#### [STATED TASK]
Extract, from the records beneath this instruction, each line that contains the word "trajectory".

#### [Stored items from a collection]

====

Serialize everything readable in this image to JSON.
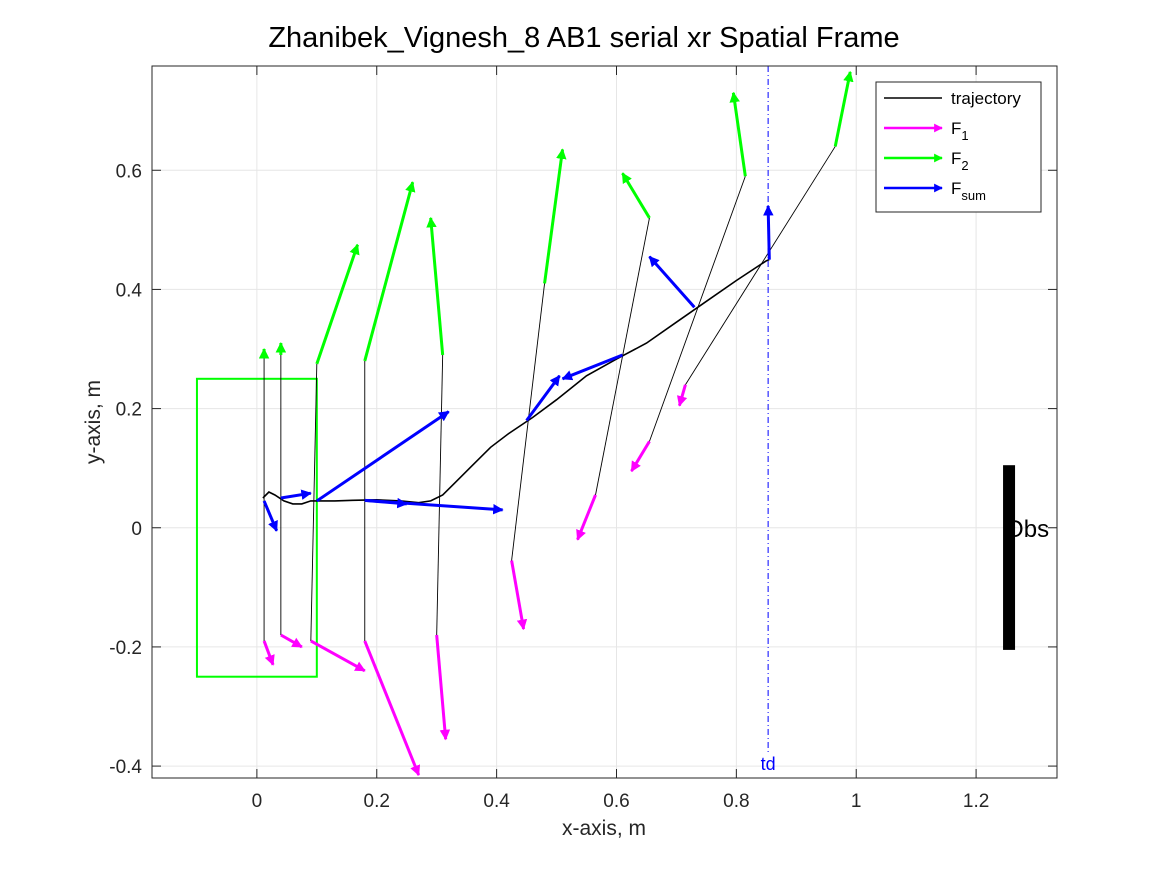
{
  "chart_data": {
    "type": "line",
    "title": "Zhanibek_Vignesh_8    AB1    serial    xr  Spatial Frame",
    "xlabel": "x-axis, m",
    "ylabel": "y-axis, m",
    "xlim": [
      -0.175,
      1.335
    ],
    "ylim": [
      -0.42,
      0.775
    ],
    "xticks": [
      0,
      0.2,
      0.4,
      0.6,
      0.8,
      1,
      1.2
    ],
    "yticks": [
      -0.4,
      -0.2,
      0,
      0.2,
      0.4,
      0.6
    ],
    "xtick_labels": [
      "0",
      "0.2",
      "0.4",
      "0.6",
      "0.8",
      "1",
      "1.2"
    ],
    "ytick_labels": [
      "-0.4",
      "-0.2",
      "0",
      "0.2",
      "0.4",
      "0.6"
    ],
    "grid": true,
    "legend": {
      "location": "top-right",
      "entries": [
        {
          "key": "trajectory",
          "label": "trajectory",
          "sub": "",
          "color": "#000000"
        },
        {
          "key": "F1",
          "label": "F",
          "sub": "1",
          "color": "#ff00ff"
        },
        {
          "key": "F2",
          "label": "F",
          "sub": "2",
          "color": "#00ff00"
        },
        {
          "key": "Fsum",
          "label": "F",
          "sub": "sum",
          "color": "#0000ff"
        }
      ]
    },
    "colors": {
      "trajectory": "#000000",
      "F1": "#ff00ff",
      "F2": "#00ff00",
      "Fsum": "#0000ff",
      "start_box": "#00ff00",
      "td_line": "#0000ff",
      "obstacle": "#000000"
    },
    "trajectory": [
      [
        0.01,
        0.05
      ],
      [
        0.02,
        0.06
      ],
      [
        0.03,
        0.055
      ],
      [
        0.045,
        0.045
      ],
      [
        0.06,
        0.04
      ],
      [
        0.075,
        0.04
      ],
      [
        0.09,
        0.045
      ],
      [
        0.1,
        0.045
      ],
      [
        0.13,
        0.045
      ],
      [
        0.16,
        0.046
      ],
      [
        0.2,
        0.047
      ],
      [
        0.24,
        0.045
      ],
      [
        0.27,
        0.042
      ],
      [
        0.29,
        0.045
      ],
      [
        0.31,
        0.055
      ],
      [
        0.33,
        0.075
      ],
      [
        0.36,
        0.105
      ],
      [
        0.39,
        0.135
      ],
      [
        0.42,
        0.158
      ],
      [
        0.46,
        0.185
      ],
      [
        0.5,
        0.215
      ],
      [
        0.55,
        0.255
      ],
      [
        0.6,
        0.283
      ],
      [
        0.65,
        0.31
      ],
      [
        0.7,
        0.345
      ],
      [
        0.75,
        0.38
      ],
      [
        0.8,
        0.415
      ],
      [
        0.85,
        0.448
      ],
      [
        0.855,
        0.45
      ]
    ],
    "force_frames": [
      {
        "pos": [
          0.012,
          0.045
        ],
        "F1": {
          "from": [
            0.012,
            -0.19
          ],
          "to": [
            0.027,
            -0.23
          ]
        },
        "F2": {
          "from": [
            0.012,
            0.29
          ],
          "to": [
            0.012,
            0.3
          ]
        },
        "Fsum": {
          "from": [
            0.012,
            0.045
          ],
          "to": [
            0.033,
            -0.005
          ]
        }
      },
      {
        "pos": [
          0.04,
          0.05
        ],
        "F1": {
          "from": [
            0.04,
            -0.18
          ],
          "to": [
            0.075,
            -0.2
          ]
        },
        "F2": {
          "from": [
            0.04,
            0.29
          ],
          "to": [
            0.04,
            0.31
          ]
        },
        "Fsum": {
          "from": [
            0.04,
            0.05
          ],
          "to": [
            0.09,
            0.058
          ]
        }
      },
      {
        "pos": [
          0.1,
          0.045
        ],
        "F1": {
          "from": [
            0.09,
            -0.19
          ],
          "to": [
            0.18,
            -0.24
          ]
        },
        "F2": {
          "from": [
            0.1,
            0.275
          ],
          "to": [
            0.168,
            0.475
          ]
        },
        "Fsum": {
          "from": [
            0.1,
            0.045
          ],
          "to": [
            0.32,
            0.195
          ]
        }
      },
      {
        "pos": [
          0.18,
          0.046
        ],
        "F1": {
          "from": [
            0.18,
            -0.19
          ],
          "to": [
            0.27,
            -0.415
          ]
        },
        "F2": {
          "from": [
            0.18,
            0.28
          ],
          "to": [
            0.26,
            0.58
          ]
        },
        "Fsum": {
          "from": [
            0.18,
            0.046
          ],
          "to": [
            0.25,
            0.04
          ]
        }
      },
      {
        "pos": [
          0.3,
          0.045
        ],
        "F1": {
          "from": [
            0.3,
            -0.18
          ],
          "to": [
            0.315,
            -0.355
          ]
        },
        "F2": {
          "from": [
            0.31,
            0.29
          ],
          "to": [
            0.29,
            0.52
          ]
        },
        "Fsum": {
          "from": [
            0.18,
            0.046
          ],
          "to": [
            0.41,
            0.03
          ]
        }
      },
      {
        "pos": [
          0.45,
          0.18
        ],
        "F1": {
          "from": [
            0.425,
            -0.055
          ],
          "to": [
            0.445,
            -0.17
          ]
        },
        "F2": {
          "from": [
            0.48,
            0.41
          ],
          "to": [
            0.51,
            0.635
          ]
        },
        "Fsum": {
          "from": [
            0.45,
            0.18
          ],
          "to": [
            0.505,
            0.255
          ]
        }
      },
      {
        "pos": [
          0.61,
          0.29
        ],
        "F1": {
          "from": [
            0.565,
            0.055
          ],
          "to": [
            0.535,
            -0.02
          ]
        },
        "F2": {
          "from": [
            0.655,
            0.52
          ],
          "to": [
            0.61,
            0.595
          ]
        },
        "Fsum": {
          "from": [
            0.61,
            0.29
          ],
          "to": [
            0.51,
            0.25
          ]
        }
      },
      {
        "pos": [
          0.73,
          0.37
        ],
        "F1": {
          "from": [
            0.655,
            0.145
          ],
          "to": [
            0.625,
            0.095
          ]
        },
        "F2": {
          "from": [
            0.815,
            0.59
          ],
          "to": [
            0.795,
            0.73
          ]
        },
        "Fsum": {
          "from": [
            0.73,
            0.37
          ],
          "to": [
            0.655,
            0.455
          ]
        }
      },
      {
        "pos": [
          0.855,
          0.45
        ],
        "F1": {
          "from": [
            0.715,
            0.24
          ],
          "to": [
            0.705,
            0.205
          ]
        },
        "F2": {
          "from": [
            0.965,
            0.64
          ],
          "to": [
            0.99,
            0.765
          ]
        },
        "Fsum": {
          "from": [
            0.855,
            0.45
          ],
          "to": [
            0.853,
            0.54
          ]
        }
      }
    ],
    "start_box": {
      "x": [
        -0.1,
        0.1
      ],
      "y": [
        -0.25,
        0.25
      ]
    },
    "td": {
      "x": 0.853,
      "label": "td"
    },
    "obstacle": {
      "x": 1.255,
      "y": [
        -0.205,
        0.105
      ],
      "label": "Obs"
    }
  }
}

====

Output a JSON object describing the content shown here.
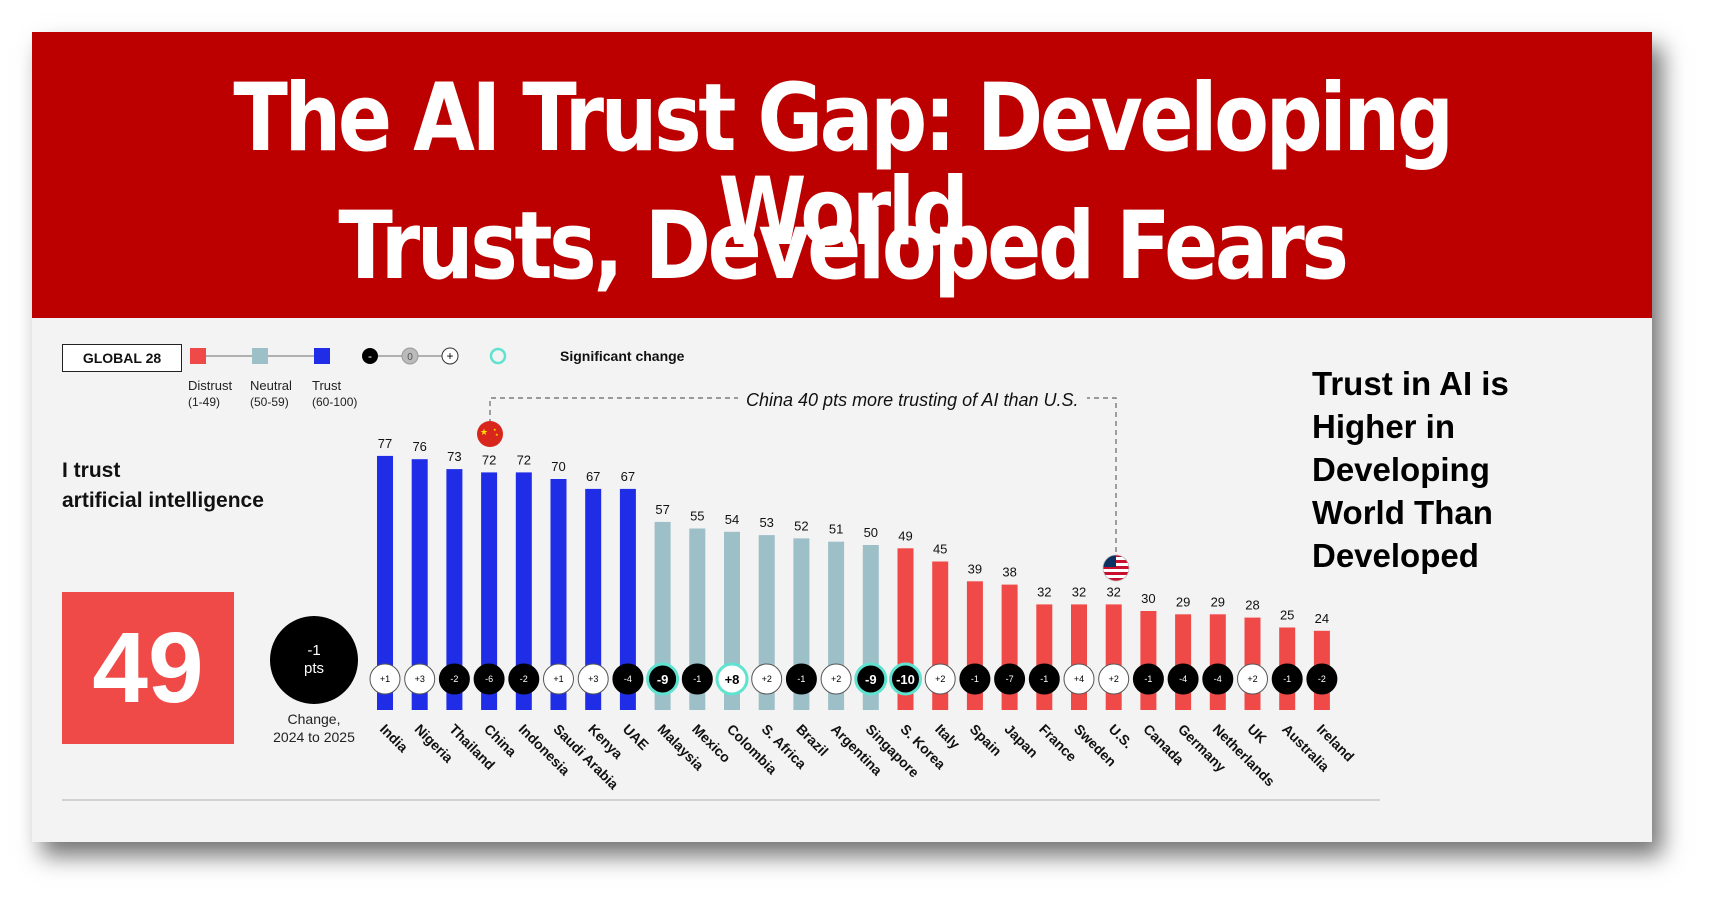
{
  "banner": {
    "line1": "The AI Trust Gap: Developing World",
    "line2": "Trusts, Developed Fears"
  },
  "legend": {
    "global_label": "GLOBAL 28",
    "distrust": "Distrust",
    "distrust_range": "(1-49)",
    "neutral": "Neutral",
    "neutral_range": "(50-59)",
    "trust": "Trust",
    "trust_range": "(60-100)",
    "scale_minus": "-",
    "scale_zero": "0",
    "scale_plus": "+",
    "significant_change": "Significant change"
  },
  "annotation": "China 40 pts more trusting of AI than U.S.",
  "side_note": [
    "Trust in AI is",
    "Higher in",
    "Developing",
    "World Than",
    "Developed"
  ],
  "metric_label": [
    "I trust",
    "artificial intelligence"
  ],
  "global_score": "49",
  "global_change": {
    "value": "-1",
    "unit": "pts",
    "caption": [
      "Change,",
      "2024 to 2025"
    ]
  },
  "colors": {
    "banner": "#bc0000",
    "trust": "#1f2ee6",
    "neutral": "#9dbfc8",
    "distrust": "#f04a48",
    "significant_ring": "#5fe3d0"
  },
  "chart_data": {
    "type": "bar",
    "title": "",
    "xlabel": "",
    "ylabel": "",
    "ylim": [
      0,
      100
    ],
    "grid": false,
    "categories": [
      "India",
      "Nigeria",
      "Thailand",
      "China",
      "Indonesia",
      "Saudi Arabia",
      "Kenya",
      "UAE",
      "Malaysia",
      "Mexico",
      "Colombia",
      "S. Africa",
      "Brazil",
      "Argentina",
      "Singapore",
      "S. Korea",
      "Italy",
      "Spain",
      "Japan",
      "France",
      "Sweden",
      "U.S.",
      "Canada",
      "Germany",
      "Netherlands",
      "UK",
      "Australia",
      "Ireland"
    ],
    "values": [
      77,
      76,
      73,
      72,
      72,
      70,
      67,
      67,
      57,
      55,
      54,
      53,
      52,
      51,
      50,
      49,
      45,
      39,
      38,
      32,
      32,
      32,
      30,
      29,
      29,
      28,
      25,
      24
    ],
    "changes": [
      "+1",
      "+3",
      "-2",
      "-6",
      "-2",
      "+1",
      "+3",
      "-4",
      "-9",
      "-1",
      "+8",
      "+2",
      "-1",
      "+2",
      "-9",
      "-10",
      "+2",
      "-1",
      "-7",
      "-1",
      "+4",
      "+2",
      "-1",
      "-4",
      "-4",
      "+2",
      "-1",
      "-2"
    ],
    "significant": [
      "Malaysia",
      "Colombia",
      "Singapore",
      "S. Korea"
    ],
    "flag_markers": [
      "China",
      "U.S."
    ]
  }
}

====

#### [THE ANSWER]
          "key": "trajectory",
          "label": "trajectory",
      "trajectory": "#000000",
    "trajectory": [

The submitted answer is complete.